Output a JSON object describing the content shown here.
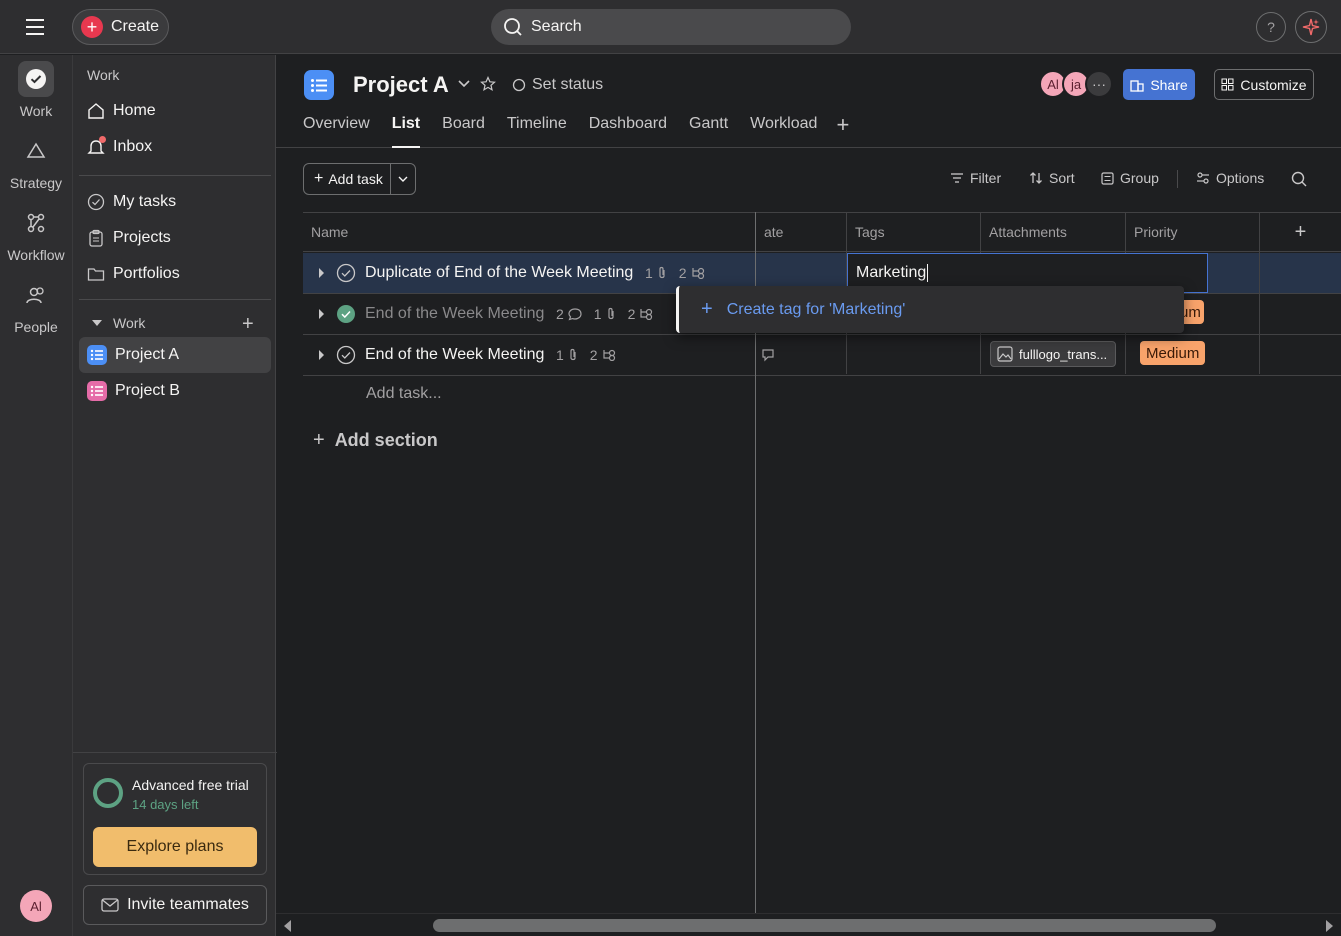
{
  "topbar": {
    "create_label": "Create",
    "search_placeholder": "Search",
    "help_label": "?"
  },
  "rail": {
    "items": [
      {
        "label": "Work",
        "icon": "check-circle-icon"
      },
      {
        "label": "Strategy",
        "icon": "triangle-icon"
      },
      {
        "label": "Workflow",
        "icon": "workflow-icon"
      },
      {
        "label": "People",
        "icon": "people-icon"
      }
    ],
    "user_initials": "Al"
  },
  "sidebar": {
    "heading": "Work",
    "nav": [
      {
        "label": "Home",
        "icon": "home-icon"
      },
      {
        "label": "Inbox",
        "icon": "bell-icon"
      }
    ],
    "nav2": [
      {
        "label": "My tasks",
        "icon": "check-circle-icon"
      },
      {
        "label": "Projects",
        "icon": "clipboard-icon"
      },
      {
        "label": "Portfolios",
        "icon": "folder-icon"
      }
    ],
    "section_label": "Work",
    "projects": [
      {
        "label": "Project A",
        "color": "#4c8ff5"
      },
      {
        "label": "Project B",
        "color": "#e56ca8"
      }
    ],
    "trial_title": "Advanced free trial",
    "trial_sub": "14 days left",
    "explore_label": "Explore plans",
    "invite_label": "Invite teammates"
  },
  "header": {
    "project_title": "Project A",
    "set_status": "Set status",
    "tabs": [
      "Overview",
      "List",
      "Board",
      "Timeline",
      "Dashboard",
      "Gantt",
      "Workload"
    ],
    "active_tab": "List",
    "members": [
      {
        "initials": "Al",
        "color": "#f4a6b8"
      },
      {
        "initials": "ja",
        "color": "#f4a6b8"
      }
    ],
    "share_label": "Share",
    "customize_label": "Customize"
  },
  "toolbar": {
    "add_task_label": "Add task",
    "filter_label": "Filter",
    "sort_label": "Sort",
    "group_label": "Group",
    "options_label": "Options"
  },
  "table": {
    "columns": [
      "Name",
      "ate",
      "Tags",
      "Attachments",
      "Priority"
    ],
    "rows": [
      {
        "name": "Duplicate of End of the Week Meeting",
        "comments": "",
        "attachments": "1",
        "subtasks": "2",
        "completed": false,
        "priority": ""
      },
      {
        "name": "End of the Week Meeting",
        "comments": "2",
        "attachments": "1",
        "subtasks": "2",
        "completed": true,
        "priority": "um"
      },
      {
        "name": "End of the Week Meeting",
        "comments": "",
        "attachments": "1",
        "subtasks": "2",
        "completed": false,
        "priority": "Medium",
        "attachment_file": "fulllogo_trans..."
      }
    ],
    "tag_input_value": "Marketing",
    "tag_popup_label": "Create tag for 'Marketing'",
    "add_task_row": "Add task...",
    "add_section": "Add section"
  },
  "colors": {
    "accent_blue": "#4573d2",
    "priority_medium": "#f8a36b",
    "success_green": "#5da283",
    "create_red": "#e8384f"
  }
}
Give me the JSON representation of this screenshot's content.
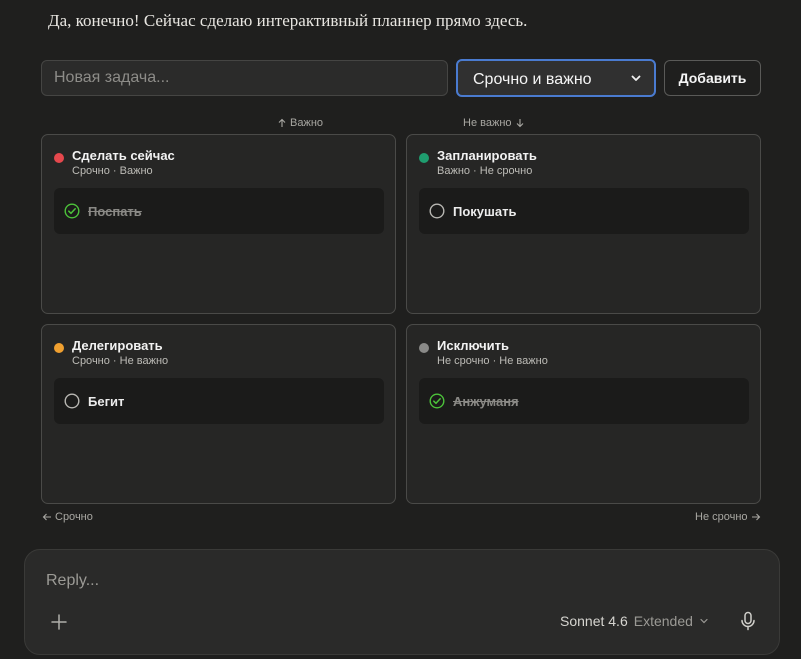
{
  "intro": "Да, конечно! Сейчас сделаю интерактивный планнер прямо здесь.",
  "form": {
    "placeholder": "Новая задача...",
    "priority_selected": "Срочно и важно",
    "add_label": "Добавить"
  },
  "axes": {
    "important": "Важно",
    "not_important": "Не важно",
    "urgent": "Срочно",
    "not_urgent": "Не срочно"
  },
  "quadrants": [
    {
      "title": "Сделать сейчас",
      "subtitle": "Срочно · Важно",
      "color": "#e5484d",
      "task": {
        "label": "Поспать",
        "done": true
      }
    },
    {
      "title": "Запланировать",
      "subtitle": "Важно · Не срочно",
      "color": "#1f9d6f",
      "task": {
        "label": "Покушать",
        "done": false
      }
    },
    {
      "title": "Делегировать",
      "subtitle": "Срочно · Не важно",
      "color": "#f0a030",
      "task": {
        "label": "Бегит",
        "done": false
      }
    },
    {
      "title": "Исключить",
      "subtitle": "Не срочно · Не важно",
      "color": "#8a8a88",
      "task": {
        "label": "Анжуманя",
        "done": true
      }
    }
  ],
  "reply": {
    "placeholder": "Reply...",
    "model_name": "Sonnet 4.6",
    "model_mode": "Extended"
  },
  "colors": {
    "done_check": "#4cc23a",
    "focus_border": "#4a7bd0"
  }
}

::::

▶ [Exercise instructions] Write the material out again exactly as it appears, dropping the pictures.

▶ [Full answer]
Output a JSON object describing the content shown here.
{
  "topbar": {
    "create_label": "Create",
    "search_placeholder": "Search",
    "help_label": "?"
  },
  "rail": {
    "items": [
      {
        "label": "Work",
        "icon": "check-circle-icon"
      },
      {
        "label": "Strategy",
        "icon": "triangle-icon"
      },
      {
        "label": "Workflow",
        "icon": "workflow-icon"
      },
      {
        "label": "People",
        "icon": "people-icon"
      }
    ],
    "user_initials": "Al"
  },
  "sidebar": {
    "heading": "Work",
    "nav": [
      {
        "label": "Home",
        "icon": "home-icon"
      },
      {
        "label": "Inbox",
        "icon": "bell-icon"
      }
    ],
    "nav2": [
      {
        "label": "My tasks",
        "icon": "check-circle-icon"
      },
      {
        "label": "Projects",
        "icon": "clipboard-icon"
      },
      {
        "label": "Portfolios",
        "icon": "folder-icon"
      }
    ],
    "section_label": "Work",
    "projects": [
      {
        "label": "Project A",
        "color": "#4c8ff5"
      },
      {
        "label": "Project B",
        "color": "#e56ca8"
      }
    ],
    "trial_title": "Advanced free trial",
    "trial_sub": "14 days left",
    "explore_label": "Explore plans",
    "invite_label": "Invite teammates"
  },
  "header": {
    "project_title": "Project A",
    "set_status": "Set status",
    "tabs": [
      "Overview",
      "List",
      "Board",
      "Timeline",
      "Dashboard",
      "Gantt",
      "Workload"
    ],
    "active_tab": "List",
    "members": [
      {
        "initials": "Al",
        "color": "#f4a6b8"
      },
      {
        "initials": "ja",
        "color": "#f4a6b8"
      }
    ],
    "share_label": "Share",
    "customize_label": "Customize"
  },
  "toolbar": {
    "add_task_label": "Add task",
    "filter_label": "Filter",
    "sort_label": "Sort",
    "group_label": "Group",
    "options_label": "Options"
  },
  "table": {
    "columns": [
      "Name",
      "ate",
      "Tags",
      "Attachments",
      "Priority"
    ],
    "rows": [
      {
        "name": "Duplicate of End of the Week Meeting",
        "comments": "",
        "attachments": "1",
        "subtasks": "2",
        "completed": false,
        "priority": ""
      },
      {
        "name": "End of the Week Meeting",
        "comments": "2",
        "attachments": "1",
        "subtasks": "2",
        "completed": true,
        "priority": "um"
      },
      {
        "name": "End of the Week Meeting",
        "comments": "",
        "attachments": "1",
        "subtasks": "2",
        "completed": false,
        "priority": "Medium",
        "attachment_file": "fulllogo_trans..."
      }
    ],
    "tag_input_value": "Marketing",
    "tag_popup_label": "Create tag for 'Marketing'",
    "add_task_row": "Add task...",
    "add_section": "Add section"
  },
  "colors": {
    "accent_blue": "#4573d2",
    "priority_medium": "#f8a36b",
    "success_green": "#5da283",
    "create_red": "#e8384f"
  }
}
Give me the JSON representation of this screenshot's content.
{
  "intro": "Да, конечно! Сейчас сделаю интерактивный планнер прямо здесь.",
  "form": {
    "placeholder": "Новая задача...",
    "priority_selected": "Срочно и важно",
    "add_label": "Добавить"
  },
  "axes": {
    "important": "Важно",
    "not_important": "Не важно",
    "urgent": "Срочно",
    "not_urgent": "Не срочно"
  },
  "quadrants": [
    {
      "title": "Сделать сейчас",
      "subtitle": "Срочно · Важно",
      "color": "#e5484d",
      "task": {
        "label": "Поспать",
        "done": true
      }
    },
    {
      "title": "Запланировать",
      "subtitle": "Важно · Не срочно",
      "color": "#1f9d6f",
      "task": {
        "label": "Покушать",
        "done": false
      }
    },
    {
      "title": "Делегировать",
      "subtitle": "Срочно · Не важно",
      "color": "#f0a030",
      "task": {
        "label": "Бегит",
        "done": false
      }
    },
    {
      "title": "Исключить",
      "subtitle": "Не срочно · Не важно",
      "color": "#8a8a88",
      "task": {
        "label": "Анжуманя",
        "done": true
      }
    }
  ],
  "reply": {
    "placeholder": "Reply...",
    "model_name": "Sonnet 4.6",
    "model_mode": "Extended"
  },
  "colors": {
    "done_check": "#4cc23a",
    "focus_border": "#4a7bd0"
  }
}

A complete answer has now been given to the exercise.